**TASK DATA**:
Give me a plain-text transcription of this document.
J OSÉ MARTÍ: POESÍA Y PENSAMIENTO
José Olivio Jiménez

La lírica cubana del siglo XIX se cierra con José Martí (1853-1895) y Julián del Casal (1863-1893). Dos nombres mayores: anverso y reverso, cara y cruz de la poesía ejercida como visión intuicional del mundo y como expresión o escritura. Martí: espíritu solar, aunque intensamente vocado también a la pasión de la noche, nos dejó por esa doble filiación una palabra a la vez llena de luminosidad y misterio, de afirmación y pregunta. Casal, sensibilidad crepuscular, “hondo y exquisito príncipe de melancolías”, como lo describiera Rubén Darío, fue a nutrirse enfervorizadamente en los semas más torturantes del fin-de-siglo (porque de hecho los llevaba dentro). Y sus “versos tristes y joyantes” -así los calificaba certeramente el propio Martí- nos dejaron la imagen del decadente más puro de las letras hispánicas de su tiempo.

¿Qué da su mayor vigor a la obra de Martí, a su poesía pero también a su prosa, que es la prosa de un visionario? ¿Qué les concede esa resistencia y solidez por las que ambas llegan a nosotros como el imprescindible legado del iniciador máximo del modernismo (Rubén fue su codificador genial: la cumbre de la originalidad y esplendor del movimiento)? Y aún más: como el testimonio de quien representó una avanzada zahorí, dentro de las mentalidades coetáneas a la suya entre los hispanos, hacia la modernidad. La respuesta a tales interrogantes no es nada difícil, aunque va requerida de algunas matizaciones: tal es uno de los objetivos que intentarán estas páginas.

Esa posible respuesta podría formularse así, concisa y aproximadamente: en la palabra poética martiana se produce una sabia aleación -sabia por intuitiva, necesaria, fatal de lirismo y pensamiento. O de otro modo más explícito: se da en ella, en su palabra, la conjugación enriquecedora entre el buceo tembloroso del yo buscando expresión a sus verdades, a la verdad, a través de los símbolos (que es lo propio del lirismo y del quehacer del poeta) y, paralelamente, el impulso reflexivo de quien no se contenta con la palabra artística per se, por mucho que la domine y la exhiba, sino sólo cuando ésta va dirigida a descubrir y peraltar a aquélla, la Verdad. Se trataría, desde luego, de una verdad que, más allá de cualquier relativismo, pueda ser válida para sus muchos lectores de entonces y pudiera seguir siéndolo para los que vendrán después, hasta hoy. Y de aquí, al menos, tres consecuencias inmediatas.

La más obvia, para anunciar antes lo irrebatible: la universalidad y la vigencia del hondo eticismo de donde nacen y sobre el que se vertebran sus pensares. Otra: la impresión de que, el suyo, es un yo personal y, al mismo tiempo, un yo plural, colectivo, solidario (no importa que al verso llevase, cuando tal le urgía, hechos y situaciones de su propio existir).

**YOUR GOAL**: Indicate how many lines of the material include the word "Rubén"; the number alone is required.

**COMPLETE OUTPUT**: 2